PAGE =
################
Agencies should encourage their program and
decisional officials to resolve grievances
informally, and provide training to improve their
abilities to do so. In undertaking such training,
agencies should work with those agencies that
already have begun to make use of mediation and
other conciliatory approaches, such as the
Departmental Grant Appeals Board in the Department
of Health and Human Services, and existing groups
with expertise in these methods of dispute
resolution.
B. Notice of Agency
Action
3. Upon issuance of an
agency decision which (if not appealed) represents
final agency action, each grantmaking agency should
provide prompt notice of its action to the affected
grantee or vested applicant. If the action is
adverse to a grantee or vested applicant, the
agency's notice, at a minimum, should provide a
brief statement of the legal or factual basis for
the action; state the nature of any sanctions to be
imposed; and describe any available appeal
procedures, including applicable deadlines and the
name and address of the agency official to be
contacted in the initial stages of an appeal.
C. Administrative
Appeal Procedures
4. Each Federal
grantmaking agency should provide the additional
opportunity for some type of administrative appeal
in at least certain kinds of grant- related
disputes. This appeal may be conducted orally or in
writing, depending on the nature of the dispute,
and may be expedited where appropriate. In
determining whether an administrative appeal should
be afforded and the form of any such appeal for
particular classes of disputes, agencies should
consider the probable impact of the adverse action
on the complainant, the importance of procedural
safeguards to accurate decisionmaking in each class
of dispute, the probable nature and complexity of
the factual and legal issues, the financial and
administrative burden that would be imposed upon
the agency, the need for a perception of the
government's fairness in dealing with grantees and
vested applicants, and the usefulness of appeal
procedures to give feedback on administrative
problems.
5. In light of the factors
described in paragraph 4, each federal grantmaking
agency should provide the opportunity for some kind
of administrative appeal with regard to adverse
actions involving:
a. The performance of an
existing grant, including disputes involving
debarment, termination, suspension, voiding of a
grant agreement, cost disallowances, denials of
cost authorizations, and cost rate
determinations;
b. The denial of funding
to applicants for entitlement grants, including
disputes involving the applicant's eligibility,
amount of funding to be received, and application
of award criteria or pre-established review
procedures; and
c. The denial of
applications for non-competitive continuation
awards where the denial is for failure to comply
with the terms of a previous award.
6. Where an opportunity
for an administrative appeal is afforded, the
agency should take into account the factors set
forth in paragraph 4 and select from among the
following forms of proceedings to provide the one
most appropriate to the particular case:
a. Decision based on
written submissions only;
b. Decision based on oral
presentations;
c. Decision on written
submissions plus an informal conference or oral
presentation; or
d. Full evidentiary
hearing.
################
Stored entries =
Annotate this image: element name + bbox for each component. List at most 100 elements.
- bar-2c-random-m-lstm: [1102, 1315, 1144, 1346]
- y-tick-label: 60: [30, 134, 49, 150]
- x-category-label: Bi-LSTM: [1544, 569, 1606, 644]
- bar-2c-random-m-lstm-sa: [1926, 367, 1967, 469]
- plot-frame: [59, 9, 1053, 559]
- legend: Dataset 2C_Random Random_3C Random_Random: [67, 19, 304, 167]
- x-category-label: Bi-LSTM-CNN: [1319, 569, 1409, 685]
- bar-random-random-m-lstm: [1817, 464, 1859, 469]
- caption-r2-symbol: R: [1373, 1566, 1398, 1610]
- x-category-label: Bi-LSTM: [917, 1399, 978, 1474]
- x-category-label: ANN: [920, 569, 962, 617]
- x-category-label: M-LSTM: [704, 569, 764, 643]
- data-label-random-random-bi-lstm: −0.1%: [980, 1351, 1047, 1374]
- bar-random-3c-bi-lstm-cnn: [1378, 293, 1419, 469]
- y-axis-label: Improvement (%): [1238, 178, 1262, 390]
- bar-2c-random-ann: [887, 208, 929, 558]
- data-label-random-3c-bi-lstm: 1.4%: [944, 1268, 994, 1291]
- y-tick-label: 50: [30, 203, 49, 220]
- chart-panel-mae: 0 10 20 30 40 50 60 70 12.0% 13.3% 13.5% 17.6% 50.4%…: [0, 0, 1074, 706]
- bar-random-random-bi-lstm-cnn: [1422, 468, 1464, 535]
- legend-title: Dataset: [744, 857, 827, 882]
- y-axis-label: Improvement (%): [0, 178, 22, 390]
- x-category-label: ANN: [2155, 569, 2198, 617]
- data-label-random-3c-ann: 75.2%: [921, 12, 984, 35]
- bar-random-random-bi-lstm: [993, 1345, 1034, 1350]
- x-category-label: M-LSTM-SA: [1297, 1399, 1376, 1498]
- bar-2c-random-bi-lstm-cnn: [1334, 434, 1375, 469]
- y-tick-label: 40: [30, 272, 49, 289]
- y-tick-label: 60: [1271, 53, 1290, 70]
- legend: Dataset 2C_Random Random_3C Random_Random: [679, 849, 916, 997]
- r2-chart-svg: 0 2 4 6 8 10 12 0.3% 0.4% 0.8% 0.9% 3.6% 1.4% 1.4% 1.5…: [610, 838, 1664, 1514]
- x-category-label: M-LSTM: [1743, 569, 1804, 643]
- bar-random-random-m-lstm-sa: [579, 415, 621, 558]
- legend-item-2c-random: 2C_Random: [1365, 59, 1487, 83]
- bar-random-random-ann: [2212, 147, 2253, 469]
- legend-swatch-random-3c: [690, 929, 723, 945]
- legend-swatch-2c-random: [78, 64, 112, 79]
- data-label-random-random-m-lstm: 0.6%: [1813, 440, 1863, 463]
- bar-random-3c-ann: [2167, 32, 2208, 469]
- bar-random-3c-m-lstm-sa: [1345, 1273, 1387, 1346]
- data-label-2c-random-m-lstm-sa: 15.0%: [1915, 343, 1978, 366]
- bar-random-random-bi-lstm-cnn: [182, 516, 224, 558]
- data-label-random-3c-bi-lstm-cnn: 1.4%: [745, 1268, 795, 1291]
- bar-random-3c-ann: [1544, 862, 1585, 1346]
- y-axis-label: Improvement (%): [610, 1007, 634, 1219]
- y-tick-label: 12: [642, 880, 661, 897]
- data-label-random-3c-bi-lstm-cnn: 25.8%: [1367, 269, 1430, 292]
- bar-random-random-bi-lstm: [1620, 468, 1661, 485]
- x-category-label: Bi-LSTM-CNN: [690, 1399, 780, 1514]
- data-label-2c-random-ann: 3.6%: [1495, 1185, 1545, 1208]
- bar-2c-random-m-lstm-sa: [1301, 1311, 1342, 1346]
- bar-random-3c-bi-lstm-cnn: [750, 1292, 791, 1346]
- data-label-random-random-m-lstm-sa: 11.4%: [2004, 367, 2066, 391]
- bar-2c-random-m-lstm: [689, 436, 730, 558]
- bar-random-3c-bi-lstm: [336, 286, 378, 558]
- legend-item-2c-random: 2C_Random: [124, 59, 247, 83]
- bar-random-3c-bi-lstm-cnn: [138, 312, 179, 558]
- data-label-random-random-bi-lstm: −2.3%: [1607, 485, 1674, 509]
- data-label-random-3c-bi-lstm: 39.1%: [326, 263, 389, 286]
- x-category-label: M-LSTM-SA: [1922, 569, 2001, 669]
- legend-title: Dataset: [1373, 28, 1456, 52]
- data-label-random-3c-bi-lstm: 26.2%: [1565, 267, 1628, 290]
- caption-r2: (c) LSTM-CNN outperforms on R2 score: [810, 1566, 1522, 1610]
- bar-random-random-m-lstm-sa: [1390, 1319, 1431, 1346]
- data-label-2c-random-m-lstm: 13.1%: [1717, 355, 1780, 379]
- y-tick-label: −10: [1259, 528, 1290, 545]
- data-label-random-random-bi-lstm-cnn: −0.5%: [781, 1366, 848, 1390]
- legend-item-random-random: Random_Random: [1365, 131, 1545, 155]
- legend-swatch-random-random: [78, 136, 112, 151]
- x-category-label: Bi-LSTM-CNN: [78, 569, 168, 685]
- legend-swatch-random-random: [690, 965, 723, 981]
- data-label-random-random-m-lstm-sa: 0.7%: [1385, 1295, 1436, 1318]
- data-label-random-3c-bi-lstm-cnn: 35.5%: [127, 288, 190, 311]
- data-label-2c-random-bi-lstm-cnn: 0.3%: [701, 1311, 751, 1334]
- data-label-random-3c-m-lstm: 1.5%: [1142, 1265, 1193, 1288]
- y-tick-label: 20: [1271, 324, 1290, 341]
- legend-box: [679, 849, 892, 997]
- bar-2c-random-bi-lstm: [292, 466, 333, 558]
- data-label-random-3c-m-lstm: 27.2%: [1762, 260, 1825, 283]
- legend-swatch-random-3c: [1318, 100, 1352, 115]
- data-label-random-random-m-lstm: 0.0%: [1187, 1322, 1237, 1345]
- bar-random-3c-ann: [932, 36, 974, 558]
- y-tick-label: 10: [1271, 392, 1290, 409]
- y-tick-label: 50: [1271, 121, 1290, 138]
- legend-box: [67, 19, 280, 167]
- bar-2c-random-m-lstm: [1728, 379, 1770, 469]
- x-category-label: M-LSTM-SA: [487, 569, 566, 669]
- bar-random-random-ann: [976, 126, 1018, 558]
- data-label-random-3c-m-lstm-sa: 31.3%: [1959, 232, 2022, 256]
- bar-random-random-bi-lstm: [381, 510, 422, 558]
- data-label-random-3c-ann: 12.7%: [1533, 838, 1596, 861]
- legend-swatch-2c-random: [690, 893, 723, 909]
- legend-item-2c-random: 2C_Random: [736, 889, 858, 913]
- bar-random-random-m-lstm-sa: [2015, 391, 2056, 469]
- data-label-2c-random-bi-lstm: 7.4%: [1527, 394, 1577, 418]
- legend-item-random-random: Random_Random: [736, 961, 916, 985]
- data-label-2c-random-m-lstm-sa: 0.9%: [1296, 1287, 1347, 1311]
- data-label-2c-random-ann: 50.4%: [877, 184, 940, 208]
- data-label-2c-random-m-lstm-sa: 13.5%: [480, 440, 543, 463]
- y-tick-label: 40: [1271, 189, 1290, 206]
################
AIM =
Turn the paragraph of the grant dispute guidance that begins "Upon issuance of an agency decision" into a short list that keeps its main facts.

SOLUTION FOR THIS TASK =
- When an agency issues a decision that would be final agency action if not appealed, each grantmaking agency should promptly notify the affected grantee or vested applicant.
- If the action is adverse to them, the notice should at least:
  - briefly state the legal or factual basis for the action
  - state the nature of any sanctions to be imposed
  - describe any available appeal procedures, including deadlines and the name and address of the agency official to contact in the early stages of an appeal